From the listing below, extract every line containing "verified".

-- BEGIN RECORDS SHOWN --

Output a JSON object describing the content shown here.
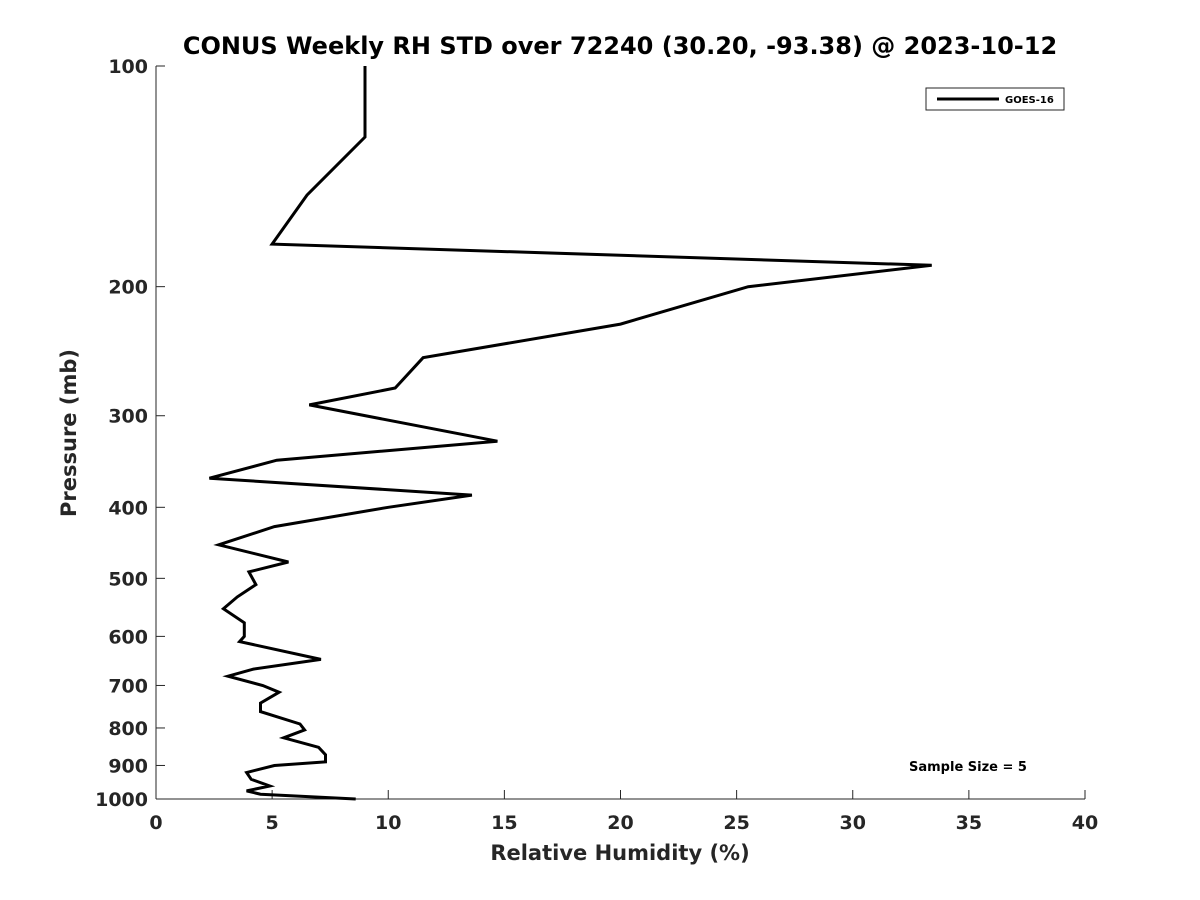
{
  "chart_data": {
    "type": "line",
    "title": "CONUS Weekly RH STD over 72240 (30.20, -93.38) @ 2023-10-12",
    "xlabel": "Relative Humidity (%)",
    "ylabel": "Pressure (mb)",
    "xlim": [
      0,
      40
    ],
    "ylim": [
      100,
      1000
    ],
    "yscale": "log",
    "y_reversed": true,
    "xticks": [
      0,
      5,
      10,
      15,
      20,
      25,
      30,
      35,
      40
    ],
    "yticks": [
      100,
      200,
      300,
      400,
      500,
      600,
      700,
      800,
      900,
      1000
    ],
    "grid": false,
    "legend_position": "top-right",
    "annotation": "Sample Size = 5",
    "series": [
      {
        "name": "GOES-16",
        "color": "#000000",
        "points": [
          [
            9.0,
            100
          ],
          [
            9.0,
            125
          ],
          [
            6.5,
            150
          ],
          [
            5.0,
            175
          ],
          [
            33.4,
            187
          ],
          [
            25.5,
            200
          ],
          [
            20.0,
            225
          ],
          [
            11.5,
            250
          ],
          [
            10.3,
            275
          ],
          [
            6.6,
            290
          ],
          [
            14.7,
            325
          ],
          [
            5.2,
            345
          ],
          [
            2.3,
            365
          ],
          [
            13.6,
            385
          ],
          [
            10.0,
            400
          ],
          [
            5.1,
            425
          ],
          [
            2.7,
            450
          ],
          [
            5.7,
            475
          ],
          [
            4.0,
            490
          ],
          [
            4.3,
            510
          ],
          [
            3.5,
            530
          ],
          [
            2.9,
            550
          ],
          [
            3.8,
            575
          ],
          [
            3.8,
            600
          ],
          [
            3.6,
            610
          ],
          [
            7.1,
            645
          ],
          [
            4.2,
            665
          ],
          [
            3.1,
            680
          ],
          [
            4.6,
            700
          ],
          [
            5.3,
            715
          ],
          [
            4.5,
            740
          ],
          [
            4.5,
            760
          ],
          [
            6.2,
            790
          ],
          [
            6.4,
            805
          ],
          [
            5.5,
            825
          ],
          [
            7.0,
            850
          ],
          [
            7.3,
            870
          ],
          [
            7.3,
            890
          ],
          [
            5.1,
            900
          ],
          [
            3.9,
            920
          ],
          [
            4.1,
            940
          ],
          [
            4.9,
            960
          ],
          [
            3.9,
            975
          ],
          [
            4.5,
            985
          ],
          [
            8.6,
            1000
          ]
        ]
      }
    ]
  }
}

-- END RECORDS SHOWN --
-- BEGIN RECORDS SHOWN --

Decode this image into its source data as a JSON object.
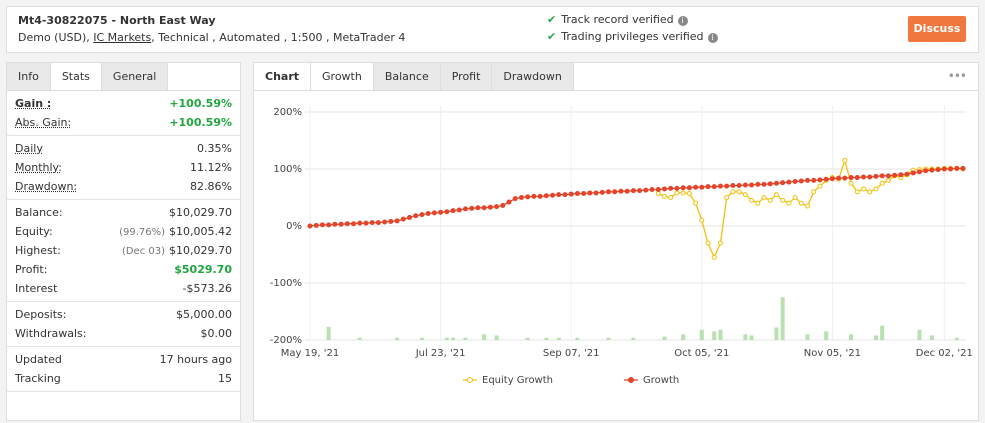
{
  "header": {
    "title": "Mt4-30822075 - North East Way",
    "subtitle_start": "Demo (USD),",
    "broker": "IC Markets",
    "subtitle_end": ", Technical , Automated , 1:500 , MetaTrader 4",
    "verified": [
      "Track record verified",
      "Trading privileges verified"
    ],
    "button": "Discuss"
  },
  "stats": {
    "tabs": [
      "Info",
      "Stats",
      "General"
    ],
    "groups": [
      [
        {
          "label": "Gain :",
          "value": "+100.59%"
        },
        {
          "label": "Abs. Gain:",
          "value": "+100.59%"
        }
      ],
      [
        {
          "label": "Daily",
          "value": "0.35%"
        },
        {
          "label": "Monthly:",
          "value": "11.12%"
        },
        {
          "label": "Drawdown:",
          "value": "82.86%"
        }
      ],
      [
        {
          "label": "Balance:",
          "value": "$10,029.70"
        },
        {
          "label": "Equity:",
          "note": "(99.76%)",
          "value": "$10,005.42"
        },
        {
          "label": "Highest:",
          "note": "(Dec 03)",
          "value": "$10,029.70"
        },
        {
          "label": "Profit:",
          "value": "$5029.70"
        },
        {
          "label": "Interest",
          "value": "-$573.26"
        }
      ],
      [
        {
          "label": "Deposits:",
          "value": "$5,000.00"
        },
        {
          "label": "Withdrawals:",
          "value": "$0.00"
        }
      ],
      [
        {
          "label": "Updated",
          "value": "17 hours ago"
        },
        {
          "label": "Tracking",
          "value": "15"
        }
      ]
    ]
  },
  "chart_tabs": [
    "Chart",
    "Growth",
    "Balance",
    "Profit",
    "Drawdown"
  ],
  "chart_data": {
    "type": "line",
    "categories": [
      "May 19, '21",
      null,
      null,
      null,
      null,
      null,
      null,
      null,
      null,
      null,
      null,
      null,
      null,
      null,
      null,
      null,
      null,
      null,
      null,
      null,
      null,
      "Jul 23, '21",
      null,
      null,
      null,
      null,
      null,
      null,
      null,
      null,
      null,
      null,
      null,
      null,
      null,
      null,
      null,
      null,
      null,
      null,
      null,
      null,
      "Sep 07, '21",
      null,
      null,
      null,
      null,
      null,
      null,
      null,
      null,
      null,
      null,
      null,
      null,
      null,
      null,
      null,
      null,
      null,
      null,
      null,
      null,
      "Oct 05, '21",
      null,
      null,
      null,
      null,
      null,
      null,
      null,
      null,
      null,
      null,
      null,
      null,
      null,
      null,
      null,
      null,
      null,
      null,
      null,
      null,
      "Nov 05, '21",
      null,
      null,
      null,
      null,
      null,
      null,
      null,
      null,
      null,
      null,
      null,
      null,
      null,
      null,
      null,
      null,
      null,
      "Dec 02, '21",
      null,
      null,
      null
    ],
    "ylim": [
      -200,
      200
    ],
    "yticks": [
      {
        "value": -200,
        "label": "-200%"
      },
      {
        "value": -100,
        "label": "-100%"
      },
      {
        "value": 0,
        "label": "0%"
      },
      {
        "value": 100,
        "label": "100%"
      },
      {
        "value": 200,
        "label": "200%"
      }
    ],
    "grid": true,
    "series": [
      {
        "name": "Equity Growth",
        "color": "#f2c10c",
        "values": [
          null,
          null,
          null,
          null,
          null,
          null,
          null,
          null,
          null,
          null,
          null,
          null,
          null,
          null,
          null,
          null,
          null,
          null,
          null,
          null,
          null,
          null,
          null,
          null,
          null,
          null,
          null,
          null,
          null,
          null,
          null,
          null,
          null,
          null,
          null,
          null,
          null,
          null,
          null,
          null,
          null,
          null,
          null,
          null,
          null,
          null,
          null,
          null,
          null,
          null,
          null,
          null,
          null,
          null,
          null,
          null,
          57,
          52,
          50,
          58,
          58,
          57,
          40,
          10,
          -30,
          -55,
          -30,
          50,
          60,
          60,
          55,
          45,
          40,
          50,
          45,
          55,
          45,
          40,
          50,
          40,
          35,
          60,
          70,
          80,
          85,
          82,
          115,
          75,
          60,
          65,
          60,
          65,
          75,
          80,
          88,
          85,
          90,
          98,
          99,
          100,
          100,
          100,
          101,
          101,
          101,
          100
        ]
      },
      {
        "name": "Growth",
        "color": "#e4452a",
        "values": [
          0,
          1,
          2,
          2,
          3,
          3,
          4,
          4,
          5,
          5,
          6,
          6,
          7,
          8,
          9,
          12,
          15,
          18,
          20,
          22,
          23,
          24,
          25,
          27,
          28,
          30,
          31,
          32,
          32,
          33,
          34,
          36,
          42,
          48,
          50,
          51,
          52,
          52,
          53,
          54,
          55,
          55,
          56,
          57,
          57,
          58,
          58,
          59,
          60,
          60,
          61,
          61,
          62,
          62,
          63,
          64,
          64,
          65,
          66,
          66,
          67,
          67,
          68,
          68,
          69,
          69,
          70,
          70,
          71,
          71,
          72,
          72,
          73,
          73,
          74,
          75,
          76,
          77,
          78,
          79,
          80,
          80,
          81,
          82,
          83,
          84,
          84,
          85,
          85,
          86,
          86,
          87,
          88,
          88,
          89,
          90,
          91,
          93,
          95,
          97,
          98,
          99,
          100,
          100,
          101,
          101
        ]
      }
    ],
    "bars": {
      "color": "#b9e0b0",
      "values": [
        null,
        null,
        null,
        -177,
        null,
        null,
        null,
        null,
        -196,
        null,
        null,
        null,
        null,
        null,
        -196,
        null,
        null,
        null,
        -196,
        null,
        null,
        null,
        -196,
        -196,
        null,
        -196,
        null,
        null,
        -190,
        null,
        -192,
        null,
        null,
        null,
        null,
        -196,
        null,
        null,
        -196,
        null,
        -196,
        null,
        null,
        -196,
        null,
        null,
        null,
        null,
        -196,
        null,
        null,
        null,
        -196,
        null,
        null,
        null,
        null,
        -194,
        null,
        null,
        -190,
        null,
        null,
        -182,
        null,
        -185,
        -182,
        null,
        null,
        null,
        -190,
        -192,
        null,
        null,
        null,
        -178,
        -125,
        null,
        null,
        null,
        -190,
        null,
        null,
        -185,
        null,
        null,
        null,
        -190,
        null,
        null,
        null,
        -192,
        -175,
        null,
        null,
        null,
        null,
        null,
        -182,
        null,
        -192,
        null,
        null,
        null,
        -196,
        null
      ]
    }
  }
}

-- END RECORDS SHOWN --

**THE RESPONSE**
    "verified": [
      "Track record verified",
      "Trading privileges verified"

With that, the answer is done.